▶ **Given instruction**
Determine the count of lines holding the string "带导管的橡胶塞". Return only the number.

★ ★ ★ ★ ★

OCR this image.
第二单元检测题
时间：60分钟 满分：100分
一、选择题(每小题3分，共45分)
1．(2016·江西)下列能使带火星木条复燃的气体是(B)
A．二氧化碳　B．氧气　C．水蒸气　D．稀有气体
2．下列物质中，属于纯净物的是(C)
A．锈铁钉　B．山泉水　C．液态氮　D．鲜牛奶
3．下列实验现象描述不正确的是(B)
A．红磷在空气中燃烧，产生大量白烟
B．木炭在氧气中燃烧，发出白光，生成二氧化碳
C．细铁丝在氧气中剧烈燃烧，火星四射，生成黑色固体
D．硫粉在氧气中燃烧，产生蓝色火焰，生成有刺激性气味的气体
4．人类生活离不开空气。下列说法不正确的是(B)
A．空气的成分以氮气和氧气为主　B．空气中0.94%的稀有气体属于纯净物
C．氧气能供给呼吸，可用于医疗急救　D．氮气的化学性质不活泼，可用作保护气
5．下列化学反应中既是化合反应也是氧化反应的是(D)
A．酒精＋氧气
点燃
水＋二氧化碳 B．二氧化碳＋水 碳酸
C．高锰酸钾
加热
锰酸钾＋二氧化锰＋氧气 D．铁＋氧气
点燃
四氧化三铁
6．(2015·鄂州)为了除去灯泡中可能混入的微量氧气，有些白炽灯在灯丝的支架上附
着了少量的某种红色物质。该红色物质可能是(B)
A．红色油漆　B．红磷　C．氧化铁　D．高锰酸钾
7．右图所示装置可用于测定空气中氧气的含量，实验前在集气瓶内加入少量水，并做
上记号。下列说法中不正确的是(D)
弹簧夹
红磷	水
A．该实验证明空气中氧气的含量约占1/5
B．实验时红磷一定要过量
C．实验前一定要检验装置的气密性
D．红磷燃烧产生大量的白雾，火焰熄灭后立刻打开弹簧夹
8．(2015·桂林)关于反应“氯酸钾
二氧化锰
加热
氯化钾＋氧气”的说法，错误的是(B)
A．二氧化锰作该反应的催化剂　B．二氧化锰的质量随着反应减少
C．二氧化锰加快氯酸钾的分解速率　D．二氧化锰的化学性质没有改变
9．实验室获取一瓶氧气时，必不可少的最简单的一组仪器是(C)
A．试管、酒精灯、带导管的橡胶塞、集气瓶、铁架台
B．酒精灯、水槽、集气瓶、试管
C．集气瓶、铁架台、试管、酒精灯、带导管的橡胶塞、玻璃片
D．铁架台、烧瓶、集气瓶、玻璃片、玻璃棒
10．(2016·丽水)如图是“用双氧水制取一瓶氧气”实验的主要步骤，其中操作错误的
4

★ ★ ★ ★ ★

▶ **Solution to the problem**
2